What the task requires:
Look over the lines below. Report each one that includes the string "name".

(Collection entries)
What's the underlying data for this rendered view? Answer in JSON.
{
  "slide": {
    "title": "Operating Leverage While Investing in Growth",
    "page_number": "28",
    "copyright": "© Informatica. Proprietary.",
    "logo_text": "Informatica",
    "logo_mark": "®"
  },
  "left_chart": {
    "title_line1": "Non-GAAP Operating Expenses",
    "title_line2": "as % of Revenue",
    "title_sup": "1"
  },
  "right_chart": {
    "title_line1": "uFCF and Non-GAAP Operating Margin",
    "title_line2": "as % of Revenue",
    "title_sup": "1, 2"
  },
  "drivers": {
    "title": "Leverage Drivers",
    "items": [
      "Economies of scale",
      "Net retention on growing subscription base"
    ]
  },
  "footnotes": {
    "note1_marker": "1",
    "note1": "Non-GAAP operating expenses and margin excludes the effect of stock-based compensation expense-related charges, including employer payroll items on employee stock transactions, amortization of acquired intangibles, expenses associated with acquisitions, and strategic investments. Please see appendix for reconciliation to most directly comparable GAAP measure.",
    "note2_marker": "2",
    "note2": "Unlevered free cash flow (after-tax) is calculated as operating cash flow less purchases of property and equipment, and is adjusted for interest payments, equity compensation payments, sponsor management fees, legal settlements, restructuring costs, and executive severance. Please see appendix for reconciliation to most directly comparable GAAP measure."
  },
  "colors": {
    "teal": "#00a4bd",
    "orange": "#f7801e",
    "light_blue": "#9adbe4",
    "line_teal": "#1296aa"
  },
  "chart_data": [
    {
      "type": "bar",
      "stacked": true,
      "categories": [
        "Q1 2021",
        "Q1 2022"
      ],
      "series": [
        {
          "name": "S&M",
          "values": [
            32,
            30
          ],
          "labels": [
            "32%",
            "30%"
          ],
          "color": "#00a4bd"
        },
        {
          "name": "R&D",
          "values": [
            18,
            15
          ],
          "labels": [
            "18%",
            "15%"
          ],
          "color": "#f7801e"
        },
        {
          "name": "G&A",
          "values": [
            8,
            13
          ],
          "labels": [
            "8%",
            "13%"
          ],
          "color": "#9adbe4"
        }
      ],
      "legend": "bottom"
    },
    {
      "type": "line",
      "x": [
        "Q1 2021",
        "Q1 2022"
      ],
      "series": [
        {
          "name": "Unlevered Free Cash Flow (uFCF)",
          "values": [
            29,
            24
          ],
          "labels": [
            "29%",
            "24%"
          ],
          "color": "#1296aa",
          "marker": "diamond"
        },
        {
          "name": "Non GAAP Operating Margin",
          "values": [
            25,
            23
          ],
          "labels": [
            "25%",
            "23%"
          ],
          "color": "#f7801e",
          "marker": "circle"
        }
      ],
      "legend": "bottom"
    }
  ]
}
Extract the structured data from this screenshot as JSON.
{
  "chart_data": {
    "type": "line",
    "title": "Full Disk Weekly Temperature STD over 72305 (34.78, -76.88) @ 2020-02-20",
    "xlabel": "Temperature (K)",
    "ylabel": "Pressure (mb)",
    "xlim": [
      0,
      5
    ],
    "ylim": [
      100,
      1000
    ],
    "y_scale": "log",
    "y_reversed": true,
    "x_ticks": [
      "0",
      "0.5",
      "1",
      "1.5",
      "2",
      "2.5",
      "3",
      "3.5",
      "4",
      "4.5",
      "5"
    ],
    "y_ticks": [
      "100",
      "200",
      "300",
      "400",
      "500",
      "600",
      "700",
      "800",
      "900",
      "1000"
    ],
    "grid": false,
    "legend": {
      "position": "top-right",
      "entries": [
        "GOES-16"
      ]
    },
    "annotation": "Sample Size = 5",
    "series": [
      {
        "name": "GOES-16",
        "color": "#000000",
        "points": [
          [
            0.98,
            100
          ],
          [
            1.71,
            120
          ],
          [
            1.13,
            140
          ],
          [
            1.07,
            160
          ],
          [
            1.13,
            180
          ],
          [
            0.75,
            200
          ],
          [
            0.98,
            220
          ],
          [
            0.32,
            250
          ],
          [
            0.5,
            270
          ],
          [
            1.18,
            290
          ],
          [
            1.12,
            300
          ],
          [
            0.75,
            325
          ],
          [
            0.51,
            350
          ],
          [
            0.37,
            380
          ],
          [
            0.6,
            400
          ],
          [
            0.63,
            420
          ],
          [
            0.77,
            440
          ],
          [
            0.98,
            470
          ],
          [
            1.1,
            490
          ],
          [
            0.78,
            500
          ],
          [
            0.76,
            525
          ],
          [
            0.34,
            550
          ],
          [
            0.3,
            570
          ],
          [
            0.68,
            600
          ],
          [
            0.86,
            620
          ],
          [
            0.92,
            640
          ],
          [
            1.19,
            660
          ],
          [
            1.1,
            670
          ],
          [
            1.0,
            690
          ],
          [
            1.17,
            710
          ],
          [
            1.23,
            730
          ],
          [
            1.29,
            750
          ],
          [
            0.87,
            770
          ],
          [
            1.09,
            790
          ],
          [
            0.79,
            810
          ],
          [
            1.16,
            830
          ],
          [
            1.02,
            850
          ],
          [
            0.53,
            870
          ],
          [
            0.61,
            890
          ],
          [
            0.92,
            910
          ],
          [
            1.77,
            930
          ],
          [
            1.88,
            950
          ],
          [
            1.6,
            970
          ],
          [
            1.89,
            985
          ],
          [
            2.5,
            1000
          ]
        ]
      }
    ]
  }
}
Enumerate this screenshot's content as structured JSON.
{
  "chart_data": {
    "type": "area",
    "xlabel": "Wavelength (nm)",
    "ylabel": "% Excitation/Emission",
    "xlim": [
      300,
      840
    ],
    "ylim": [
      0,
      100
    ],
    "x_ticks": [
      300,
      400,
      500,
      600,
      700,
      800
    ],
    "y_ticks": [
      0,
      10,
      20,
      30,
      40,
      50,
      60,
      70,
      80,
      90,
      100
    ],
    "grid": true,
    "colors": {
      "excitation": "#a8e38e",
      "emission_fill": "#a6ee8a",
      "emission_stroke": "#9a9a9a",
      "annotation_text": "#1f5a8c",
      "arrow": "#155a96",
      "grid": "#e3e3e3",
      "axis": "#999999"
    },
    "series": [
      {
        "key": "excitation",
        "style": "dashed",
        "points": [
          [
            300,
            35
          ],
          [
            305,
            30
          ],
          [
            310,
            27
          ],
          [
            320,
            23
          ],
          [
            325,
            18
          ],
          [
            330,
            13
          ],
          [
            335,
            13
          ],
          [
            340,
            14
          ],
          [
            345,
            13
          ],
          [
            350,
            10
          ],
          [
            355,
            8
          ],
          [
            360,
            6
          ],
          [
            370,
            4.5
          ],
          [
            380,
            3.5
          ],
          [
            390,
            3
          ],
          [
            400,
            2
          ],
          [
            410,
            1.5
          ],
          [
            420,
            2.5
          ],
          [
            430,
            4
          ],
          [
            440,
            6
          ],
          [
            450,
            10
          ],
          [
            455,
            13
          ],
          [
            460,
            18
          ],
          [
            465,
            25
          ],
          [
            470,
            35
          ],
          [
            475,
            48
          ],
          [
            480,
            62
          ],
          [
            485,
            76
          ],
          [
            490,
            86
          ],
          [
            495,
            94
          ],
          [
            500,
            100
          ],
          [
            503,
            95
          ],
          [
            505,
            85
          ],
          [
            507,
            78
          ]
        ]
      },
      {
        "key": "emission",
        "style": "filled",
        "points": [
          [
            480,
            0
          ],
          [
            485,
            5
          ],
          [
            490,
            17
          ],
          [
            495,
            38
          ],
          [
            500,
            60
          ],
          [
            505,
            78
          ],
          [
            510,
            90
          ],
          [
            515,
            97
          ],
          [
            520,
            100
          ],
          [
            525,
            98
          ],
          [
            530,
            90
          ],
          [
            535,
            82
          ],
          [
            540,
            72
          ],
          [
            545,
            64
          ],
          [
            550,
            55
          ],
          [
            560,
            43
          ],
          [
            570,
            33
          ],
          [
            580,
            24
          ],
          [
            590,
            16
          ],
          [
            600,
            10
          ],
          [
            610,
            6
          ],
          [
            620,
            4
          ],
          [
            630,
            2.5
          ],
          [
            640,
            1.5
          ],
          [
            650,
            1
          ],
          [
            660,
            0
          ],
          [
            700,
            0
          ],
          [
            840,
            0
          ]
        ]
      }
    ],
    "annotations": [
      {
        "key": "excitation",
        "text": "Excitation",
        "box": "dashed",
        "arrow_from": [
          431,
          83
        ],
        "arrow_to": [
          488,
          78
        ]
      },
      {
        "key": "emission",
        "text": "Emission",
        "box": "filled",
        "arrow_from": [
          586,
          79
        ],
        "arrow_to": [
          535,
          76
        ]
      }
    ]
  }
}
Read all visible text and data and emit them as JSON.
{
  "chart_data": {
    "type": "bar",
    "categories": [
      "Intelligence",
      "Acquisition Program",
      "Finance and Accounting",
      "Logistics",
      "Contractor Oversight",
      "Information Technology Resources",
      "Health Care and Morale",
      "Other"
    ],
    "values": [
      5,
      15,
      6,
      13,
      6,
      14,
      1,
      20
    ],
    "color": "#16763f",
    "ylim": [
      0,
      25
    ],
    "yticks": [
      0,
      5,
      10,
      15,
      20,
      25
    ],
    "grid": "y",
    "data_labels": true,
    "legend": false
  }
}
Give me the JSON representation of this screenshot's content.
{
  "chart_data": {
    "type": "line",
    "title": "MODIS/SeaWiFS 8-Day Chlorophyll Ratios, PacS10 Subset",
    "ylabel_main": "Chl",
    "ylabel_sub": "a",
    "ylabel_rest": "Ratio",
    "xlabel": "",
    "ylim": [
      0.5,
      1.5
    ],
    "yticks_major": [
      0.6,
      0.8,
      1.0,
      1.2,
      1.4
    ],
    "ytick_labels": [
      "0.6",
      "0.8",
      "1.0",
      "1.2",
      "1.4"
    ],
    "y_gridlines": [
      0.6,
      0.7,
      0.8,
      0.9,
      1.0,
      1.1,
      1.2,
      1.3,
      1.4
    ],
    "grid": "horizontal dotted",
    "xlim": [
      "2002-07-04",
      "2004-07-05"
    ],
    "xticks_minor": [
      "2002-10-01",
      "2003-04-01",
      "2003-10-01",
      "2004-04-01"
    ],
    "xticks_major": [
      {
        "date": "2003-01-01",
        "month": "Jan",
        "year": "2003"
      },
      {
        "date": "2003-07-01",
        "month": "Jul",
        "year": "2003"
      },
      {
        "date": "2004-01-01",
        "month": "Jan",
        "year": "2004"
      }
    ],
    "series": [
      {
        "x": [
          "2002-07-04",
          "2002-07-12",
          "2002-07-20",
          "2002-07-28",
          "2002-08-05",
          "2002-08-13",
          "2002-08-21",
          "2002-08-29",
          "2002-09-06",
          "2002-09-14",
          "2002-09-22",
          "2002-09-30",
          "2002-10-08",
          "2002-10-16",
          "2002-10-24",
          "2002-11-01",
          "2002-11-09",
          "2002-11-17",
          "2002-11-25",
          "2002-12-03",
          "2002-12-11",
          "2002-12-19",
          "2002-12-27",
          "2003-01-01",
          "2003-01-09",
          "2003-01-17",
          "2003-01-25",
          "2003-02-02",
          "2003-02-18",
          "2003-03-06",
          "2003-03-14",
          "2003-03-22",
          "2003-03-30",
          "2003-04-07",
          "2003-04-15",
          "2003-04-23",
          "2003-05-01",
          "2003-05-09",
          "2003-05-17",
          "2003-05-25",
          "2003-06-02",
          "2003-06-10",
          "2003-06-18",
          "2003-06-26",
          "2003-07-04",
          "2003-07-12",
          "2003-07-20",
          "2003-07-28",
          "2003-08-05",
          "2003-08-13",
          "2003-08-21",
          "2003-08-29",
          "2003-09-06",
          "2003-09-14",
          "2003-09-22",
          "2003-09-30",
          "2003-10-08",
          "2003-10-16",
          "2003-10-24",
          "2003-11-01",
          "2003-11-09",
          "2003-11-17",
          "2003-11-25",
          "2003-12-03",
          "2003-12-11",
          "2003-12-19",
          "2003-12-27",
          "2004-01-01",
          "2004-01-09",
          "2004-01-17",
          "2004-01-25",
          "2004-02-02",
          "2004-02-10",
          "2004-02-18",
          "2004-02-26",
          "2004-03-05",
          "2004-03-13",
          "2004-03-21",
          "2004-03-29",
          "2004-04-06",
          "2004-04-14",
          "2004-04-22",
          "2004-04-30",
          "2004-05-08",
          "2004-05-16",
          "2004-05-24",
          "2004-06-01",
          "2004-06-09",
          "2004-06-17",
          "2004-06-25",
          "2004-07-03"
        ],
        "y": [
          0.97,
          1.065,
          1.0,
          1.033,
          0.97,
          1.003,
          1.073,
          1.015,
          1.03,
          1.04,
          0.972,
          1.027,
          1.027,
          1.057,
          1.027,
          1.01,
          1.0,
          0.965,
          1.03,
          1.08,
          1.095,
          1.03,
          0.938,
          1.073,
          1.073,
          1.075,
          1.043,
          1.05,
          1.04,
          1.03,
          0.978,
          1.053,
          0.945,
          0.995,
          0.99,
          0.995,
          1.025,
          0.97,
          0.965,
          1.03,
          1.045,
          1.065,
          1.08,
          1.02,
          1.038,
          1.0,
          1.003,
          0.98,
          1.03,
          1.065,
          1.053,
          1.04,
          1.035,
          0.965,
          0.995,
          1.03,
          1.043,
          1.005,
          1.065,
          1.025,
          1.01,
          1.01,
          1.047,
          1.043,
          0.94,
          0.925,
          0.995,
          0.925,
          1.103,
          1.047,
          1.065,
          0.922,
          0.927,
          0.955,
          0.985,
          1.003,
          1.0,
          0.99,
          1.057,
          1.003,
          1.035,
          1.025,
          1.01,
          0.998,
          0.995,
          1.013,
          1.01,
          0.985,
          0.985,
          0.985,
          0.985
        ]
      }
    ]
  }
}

Result for this exercise:
          "name": "S&M",
          "name": "R&D",
          "name": "G&A",
          "name": "Unlevered Free Cash Flow (uFCF)",
          "name": "Non GAAP Operating Margin",
        "name": "GOES-16",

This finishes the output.